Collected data
--- begin ---

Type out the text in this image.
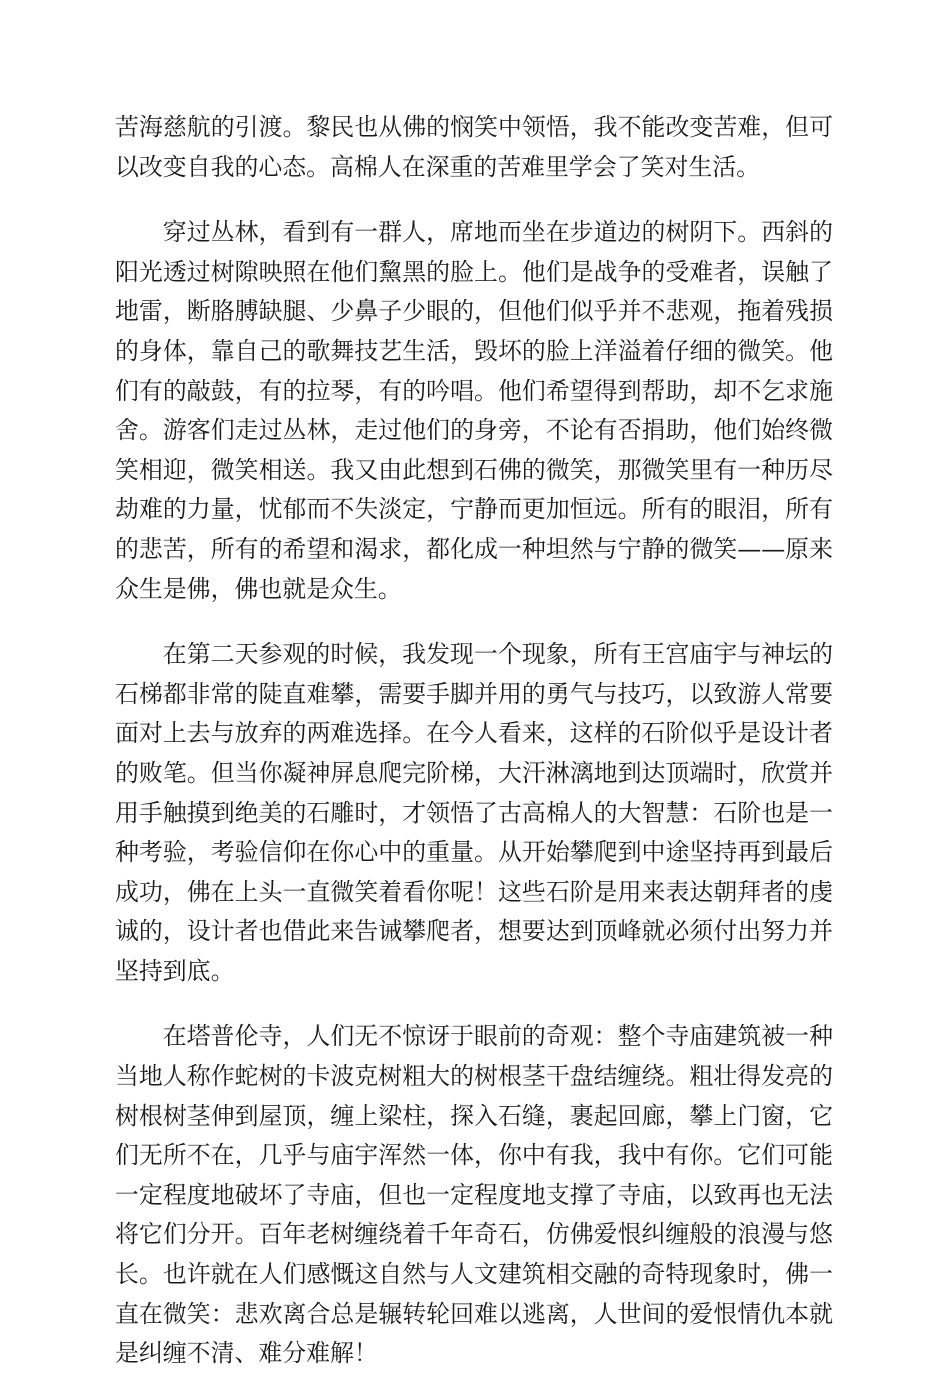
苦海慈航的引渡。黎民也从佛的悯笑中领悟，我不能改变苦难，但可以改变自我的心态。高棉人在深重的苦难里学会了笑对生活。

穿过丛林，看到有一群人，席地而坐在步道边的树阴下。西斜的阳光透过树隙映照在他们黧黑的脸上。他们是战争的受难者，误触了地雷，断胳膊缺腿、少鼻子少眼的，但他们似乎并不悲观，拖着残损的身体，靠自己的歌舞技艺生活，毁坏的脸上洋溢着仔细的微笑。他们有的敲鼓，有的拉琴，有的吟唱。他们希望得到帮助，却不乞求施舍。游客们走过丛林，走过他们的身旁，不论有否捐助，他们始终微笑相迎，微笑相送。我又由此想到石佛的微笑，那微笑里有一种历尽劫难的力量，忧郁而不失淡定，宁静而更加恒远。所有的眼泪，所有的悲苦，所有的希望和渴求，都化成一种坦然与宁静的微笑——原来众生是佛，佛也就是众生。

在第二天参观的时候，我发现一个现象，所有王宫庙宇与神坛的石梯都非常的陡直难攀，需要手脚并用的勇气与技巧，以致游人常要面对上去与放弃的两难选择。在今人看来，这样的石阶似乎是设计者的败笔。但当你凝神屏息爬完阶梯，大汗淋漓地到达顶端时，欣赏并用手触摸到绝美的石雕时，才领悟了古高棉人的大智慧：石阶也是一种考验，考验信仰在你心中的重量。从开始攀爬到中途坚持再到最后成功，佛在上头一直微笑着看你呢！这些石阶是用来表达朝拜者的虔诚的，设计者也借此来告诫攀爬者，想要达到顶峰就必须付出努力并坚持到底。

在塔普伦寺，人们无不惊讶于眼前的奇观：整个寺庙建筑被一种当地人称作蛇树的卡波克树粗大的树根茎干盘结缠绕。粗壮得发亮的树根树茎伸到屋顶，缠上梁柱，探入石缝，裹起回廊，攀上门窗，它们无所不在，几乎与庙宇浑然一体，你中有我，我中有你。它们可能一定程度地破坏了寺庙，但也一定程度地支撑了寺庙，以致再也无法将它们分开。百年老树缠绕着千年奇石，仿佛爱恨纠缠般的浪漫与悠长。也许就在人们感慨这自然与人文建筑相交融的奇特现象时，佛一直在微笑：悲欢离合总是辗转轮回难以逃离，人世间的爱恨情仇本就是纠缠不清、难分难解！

--- end ---
--- begin ---

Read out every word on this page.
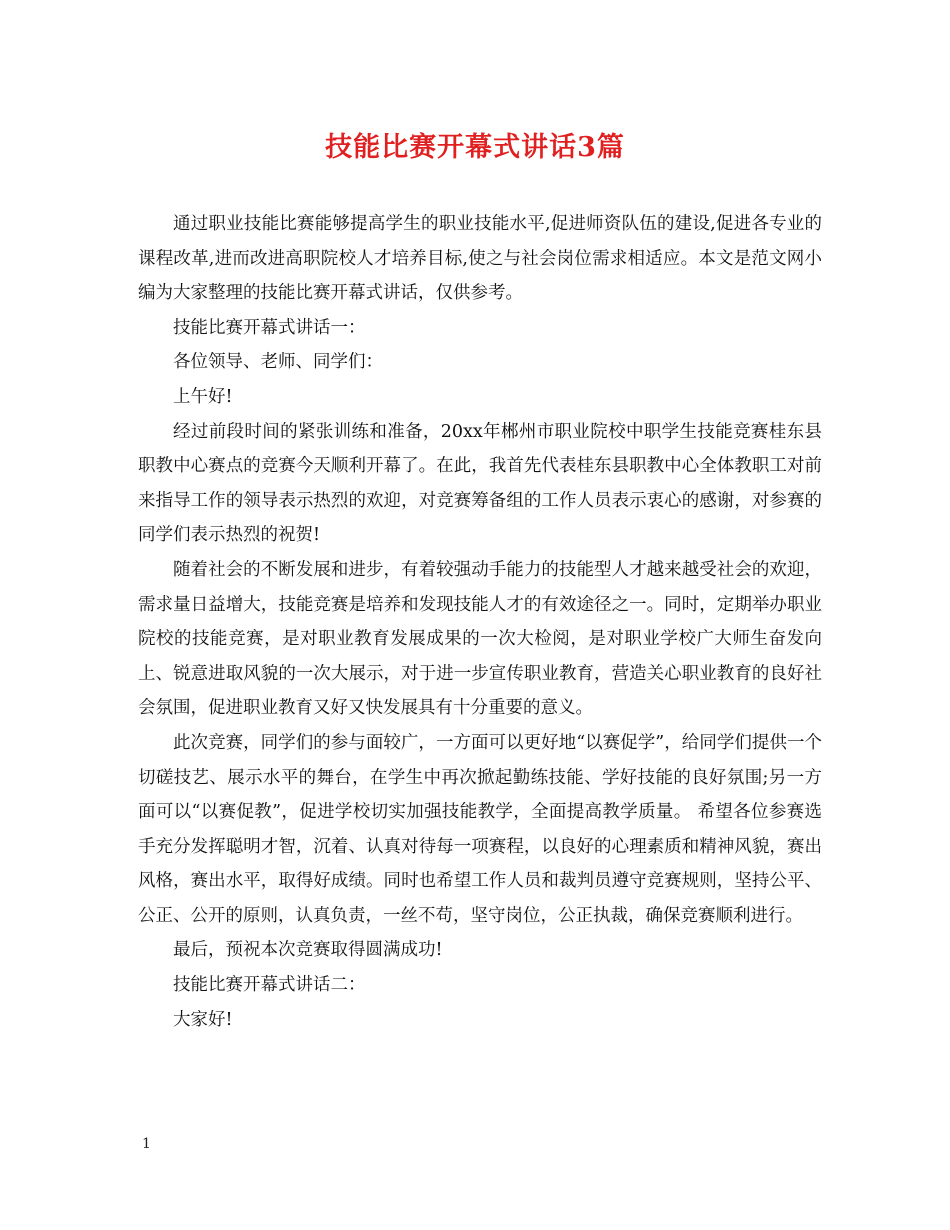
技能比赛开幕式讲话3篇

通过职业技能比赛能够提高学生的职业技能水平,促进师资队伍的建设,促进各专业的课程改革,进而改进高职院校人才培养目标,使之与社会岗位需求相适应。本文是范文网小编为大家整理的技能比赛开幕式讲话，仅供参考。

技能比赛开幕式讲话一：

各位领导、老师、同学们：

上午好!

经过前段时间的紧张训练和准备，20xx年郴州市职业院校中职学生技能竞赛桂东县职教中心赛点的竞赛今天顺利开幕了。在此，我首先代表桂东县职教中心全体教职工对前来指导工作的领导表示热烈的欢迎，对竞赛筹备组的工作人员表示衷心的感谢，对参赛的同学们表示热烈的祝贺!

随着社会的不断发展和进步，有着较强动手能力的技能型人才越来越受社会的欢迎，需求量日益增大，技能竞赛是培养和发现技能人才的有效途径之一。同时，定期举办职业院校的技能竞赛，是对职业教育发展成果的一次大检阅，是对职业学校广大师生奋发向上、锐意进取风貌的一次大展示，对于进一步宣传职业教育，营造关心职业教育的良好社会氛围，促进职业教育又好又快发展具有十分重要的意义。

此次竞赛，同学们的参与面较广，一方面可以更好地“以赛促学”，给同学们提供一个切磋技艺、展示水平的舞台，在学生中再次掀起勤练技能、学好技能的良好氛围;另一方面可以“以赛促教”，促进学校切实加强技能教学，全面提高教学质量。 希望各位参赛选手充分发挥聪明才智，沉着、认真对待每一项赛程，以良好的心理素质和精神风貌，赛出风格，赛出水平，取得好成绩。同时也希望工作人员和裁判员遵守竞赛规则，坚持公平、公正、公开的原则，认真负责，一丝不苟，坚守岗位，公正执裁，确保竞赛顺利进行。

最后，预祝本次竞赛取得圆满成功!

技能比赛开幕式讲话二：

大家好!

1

--- end ---
--- begin ---

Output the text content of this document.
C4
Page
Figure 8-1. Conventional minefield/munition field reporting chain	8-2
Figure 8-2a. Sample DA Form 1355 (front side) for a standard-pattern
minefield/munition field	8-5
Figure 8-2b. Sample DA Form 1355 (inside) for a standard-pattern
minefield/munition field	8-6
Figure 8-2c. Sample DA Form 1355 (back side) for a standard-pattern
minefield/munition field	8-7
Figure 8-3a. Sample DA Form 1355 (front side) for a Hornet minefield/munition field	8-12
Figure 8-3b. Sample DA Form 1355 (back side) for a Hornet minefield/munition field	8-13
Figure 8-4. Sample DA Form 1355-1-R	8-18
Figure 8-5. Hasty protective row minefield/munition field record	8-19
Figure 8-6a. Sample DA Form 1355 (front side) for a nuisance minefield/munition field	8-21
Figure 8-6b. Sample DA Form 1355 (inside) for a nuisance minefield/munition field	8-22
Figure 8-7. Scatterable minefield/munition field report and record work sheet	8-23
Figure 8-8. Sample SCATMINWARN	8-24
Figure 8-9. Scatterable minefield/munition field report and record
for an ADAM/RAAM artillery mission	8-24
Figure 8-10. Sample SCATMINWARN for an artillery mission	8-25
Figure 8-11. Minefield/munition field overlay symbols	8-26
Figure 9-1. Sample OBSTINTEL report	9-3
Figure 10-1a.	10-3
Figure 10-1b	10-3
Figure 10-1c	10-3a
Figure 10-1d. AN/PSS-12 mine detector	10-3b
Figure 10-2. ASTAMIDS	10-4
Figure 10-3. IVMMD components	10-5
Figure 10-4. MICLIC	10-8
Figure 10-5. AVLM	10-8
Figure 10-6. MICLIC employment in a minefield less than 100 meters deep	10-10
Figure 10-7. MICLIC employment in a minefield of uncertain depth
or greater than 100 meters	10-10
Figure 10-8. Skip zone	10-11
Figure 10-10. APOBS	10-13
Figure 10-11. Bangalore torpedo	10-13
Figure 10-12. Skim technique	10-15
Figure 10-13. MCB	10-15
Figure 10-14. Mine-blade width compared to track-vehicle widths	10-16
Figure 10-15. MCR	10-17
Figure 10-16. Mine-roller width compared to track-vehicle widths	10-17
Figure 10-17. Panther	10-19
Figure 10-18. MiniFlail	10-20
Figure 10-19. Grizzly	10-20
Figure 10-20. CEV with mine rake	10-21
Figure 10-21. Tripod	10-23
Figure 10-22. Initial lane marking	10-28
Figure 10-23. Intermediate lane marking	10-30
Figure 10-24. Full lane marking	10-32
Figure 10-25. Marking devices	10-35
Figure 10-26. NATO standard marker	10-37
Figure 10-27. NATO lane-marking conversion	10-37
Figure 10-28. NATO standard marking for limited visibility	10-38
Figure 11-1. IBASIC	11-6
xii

--- end ---

• [What the task asks] Reply with nothing except the number of lines in the listing above that include "than".

• [Task answer] 2